● Stored data:
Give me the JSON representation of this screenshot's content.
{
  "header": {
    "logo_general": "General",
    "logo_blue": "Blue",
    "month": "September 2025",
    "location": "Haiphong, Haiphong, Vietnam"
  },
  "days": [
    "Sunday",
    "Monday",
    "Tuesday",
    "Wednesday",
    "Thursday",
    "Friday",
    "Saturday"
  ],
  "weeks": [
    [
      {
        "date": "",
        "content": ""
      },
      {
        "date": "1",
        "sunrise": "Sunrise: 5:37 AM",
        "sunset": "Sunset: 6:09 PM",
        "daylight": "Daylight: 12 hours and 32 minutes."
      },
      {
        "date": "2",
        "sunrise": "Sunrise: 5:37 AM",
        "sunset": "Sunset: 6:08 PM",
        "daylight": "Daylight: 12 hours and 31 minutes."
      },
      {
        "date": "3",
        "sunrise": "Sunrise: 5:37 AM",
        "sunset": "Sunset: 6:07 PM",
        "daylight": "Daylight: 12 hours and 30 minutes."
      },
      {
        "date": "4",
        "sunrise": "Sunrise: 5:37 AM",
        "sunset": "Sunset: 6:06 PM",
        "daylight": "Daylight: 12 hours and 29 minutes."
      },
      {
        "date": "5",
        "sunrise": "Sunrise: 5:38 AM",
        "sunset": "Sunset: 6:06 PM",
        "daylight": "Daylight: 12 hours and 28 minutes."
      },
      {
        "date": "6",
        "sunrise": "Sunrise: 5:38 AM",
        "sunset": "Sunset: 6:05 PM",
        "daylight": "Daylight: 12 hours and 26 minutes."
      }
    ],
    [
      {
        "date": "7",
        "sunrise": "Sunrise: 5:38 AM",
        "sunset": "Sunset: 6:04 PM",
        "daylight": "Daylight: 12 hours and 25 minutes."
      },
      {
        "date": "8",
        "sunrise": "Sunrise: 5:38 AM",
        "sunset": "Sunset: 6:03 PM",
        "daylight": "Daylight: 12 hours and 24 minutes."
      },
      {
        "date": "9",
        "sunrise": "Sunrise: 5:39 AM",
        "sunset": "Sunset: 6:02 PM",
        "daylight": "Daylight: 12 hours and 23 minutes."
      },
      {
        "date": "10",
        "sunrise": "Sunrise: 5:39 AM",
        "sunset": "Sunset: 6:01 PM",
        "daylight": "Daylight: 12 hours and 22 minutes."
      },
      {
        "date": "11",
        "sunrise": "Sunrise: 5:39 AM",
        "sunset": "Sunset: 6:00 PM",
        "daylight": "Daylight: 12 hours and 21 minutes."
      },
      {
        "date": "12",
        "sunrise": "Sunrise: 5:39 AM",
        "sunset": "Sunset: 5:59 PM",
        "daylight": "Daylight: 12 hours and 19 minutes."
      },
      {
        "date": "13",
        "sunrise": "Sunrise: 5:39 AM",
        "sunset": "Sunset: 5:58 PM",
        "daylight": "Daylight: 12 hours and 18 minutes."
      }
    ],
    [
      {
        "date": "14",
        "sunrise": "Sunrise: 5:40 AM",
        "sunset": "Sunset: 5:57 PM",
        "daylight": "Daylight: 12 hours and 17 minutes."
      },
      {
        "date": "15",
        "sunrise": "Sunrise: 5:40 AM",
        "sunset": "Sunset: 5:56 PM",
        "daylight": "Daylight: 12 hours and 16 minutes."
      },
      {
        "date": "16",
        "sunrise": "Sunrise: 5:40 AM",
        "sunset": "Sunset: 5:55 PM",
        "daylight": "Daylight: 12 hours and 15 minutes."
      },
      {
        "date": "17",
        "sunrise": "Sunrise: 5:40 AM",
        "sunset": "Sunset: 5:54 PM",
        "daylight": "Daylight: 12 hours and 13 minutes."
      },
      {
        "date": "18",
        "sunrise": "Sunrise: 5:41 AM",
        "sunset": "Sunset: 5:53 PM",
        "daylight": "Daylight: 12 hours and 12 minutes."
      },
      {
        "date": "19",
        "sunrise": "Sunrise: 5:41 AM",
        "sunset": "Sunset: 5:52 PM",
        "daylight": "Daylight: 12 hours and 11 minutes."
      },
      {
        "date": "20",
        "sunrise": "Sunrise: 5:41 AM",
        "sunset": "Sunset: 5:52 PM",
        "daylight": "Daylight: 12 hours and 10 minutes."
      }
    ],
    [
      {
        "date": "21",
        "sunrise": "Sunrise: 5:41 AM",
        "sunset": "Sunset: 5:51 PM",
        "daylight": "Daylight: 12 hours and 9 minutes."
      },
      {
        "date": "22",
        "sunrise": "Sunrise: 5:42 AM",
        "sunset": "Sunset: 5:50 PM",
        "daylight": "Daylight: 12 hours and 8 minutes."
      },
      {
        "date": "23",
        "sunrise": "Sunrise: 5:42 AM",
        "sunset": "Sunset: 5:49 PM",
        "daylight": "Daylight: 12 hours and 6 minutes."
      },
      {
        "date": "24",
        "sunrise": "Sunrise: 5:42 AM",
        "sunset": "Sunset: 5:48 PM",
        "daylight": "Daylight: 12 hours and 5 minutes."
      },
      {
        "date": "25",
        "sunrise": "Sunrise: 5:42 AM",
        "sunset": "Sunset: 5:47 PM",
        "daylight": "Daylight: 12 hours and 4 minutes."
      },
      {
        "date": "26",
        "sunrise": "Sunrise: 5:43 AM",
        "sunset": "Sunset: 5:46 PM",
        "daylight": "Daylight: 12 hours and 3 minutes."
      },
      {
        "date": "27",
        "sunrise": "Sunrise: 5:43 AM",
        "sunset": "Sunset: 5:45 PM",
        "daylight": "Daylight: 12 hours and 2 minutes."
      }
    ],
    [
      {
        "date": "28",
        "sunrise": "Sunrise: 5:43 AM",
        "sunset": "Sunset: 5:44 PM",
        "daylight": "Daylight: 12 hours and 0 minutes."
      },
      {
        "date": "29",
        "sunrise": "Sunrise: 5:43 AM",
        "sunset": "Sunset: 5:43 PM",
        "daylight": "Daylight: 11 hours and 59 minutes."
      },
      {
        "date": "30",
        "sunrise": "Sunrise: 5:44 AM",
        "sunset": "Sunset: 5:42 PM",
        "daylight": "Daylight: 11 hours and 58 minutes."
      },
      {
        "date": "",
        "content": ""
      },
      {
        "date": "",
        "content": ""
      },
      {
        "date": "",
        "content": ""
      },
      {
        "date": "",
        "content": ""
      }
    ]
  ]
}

● Instruction: Return every line exactly.

● Response below:
Give me the JSON representation of this screenshot's content.
{
  "header": {
    "logo_general": "General",
    "logo_blue": "Blue",
    "month": "September 2025",
    "location": "Haiphong, Haiphong, Vietnam"
  },
  "days": [
    "Sunday",
    "Monday",
    "Tuesday",
    "Wednesday",
    "Thursday",
    "Friday",
    "Saturday"
  ],
  "weeks": [
    [
      {
        "date": "",
        "content": ""
      },
      {
        "date": "1",
        "sunrise": "Sunrise: 5:37 AM",
        "sunset": "Sunset: 6:09 PM",
        "daylight": "Daylight: 12 hours and 32 minutes."
      },
      {
        "date": "2",
        "sunrise": "Sunrise: 5:37 AM",
        "sunset": "Sunset: 6:08 PM",
        "daylight": "Daylight: 12 hours and 31 minutes."
      },
      {
        "date": "3",
        "sunrise": "Sunrise: 5:37 AM",
        "sunset": "Sunset: 6:07 PM",
        "daylight": "Daylight: 12 hours and 30 minutes."
      },
      {
        "date": "4",
        "sunrise": "Sunrise: 5:37 AM",
        "sunset": "Sunset: 6:06 PM",
        "daylight": "Daylight: 12 hours and 29 minutes."
      },
      {
        "date": "5",
        "sunrise": "Sunrise: 5:38 AM",
        "sunset": "Sunset: 6:06 PM",
        "daylight": "Daylight: 12 hours and 28 minutes."
      },
      {
        "date": "6",
        "sunrise": "Sunrise: 5:38 AM",
        "sunset": "Sunset: 6:05 PM",
        "daylight": "Daylight: 12 hours and 26 minutes."
      }
    ],
    [
      {
        "date": "7",
        "sunrise": "Sunrise: 5:38 AM",
        "sunset": "Sunset: 6:04 PM",
        "daylight": "Daylight: 12 hours and 25 minutes."
      },
      {
        "date": "8",
        "sunrise": "Sunrise: 5:38 AM",
        "sunset": "Sunset: 6:03 PM",
        "daylight": "Daylight: 12 hours and 24 minutes."
      },
      {
        "date": "9",
        "sunrise": "Sunrise: 5:39 AM",
        "sunset": "Sunset: 6:02 PM",
        "daylight": "Daylight: 12 hours and 23 minutes."
      },
      {
        "date": "10",
        "sunrise": "Sunrise: 5:39 AM",
        "sunset": "Sunset: 6:01 PM",
        "daylight": "Daylight: 12 hours and 22 minutes."
      },
      {
        "date": "11",
        "sunrise": "Sunrise: 5:39 AM",
        "sunset": "Sunset: 6:00 PM",
        "daylight": "Daylight: 12 hours and 21 minutes."
      },
      {
        "date": "12",
        "sunrise": "Sunrise: 5:39 AM",
        "sunset": "Sunset: 5:59 PM",
        "daylight": "Daylight: 12 hours and 19 minutes."
      },
      {
        "date": "13",
        "sunrise": "Sunrise: 5:39 AM",
        "sunset": "Sunset: 5:58 PM",
        "daylight": "Daylight: 12 hours and 18 minutes."
      }
    ],
    [
      {
        "date": "14",
        "sunrise": "Sunrise: 5:40 AM",
        "sunset": "Sunset: 5:57 PM",
        "daylight": "Daylight: 12 hours and 17 minutes."
      },
      {
        "date": "15",
        "sunrise": "Sunrise: 5:40 AM",
        "sunset": "Sunset: 5:56 PM",
        "daylight": "Daylight: 12 hours and 16 minutes."
      },
      {
        "date": "16",
        "sunrise": "Sunrise: 5:40 AM",
        "sunset": "Sunset: 5:55 PM",
        "daylight": "Daylight: 12 hours and 15 minutes."
      },
      {
        "date": "17",
        "sunrise": "Sunrise: 5:40 AM",
        "sunset": "Sunset: 5:54 PM",
        "daylight": "Daylight: 12 hours and 13 minutes."
      },
      {
        "date": "18",
        "sunrise": "Sunrise: 5:41 AM",
        "sunset": "Sunset: 5:53 PM",
        "daylight": "Daylight: 12 hours and 12 minutes."
      },
      {
        "date": "19",
        "sunrise": "Sunrise: 5:41 AM",
        "sunset": "Sunset: 5:52 PM",
        "daylight": "Daylight: 12 hours and 11 minutes."
      },
      {
        "date": "20",
        "sunrise": "Sunrise: 5:41 AM",
        "sunset": "Sunset: 5:52 PM",
        "daylight": "Daylight: 12 hours and 10 minutes."
      }
    ],
    [
      {
        "date": "21",
        "sunrise": "Sunrise: 5:41 AM",
        "sunset": "Sunset: 5:51 PM",
        "daylight": "Daylight: 12 hours and 9 minutes."
      },
      {
        "date": "22",
        "sunrise": "Sunrise: 5:42 AM",
        "sunset": "Sunset: 5:50 PM",
        "daylight": "Daylight: 12 hours and 8 minutes."
      },
      {
        "date": "23",
        "sunrise": "Sunrise: 5:42 AM",
        "sunset": "Sunset: 5:49 PM",
        "daylight": "Daylight: 12 hours and 6 minutes."
      },
      {
        "date": "24",
        "sunrise": "Sunrise: 5:42 AM",
        "sunset": "Sunset: 5:48 PM",
        "daylight": "Daylight: 12 hours and 5 minutes."
      },
      {
        "date": "25",
        "sunrise": "Sunrise: 5:42 AM",
        "sunset": "Sunset: 5:47 PM",
        "daylight": "Daylight: 12 hours and 4 minutes."
      },
      {
        "date": "26",
        "sunrise": "Sunrise: 5:43 AM",
        "sunset": "Sunset: 5:46 PM",
        "daylight": "Daylight: 12 hours and 3 minutes."
      },
      {
        "date": "27",
        "sunrise": "Sunrise: 5:43 AM",
        "sunset": "Sunset: 5:45 PM",
        "daylight": "Daylight: 12 hours and 2 minutes."
      }
    ],
    [
      {
        "date": "28",
        "sunrise": "Sunrise: 5:43 AM",
        "sunset": "Sunset: 5:44 PM",
        "daylight": "Daylight: 12 hours and 0 minutes."
      },
      {
        "date": "29",
        "sunrise": "Sunrise: 5:43 AM",
        "sunset": "Sunset: 5:43 PM",
        "daylight": "Daylight: 11 hours and 59 minutes."
      },
      {
        "date": "30",
        "sunrise": "Sunrise: 5:44 AM",
        "sunset": "Sunset: 5:42 PM",
        "daylight": "Daylight: 11 hours and 58 minutes."
      },
      {
        "date": "",
        "content": ""
      },
      {
        "date": "",
        "content": ""
      },
      {
        "date": "",
        "content": ""
      },
      {
        "date": "",
        "content": ""
      }
    ]
  ]
}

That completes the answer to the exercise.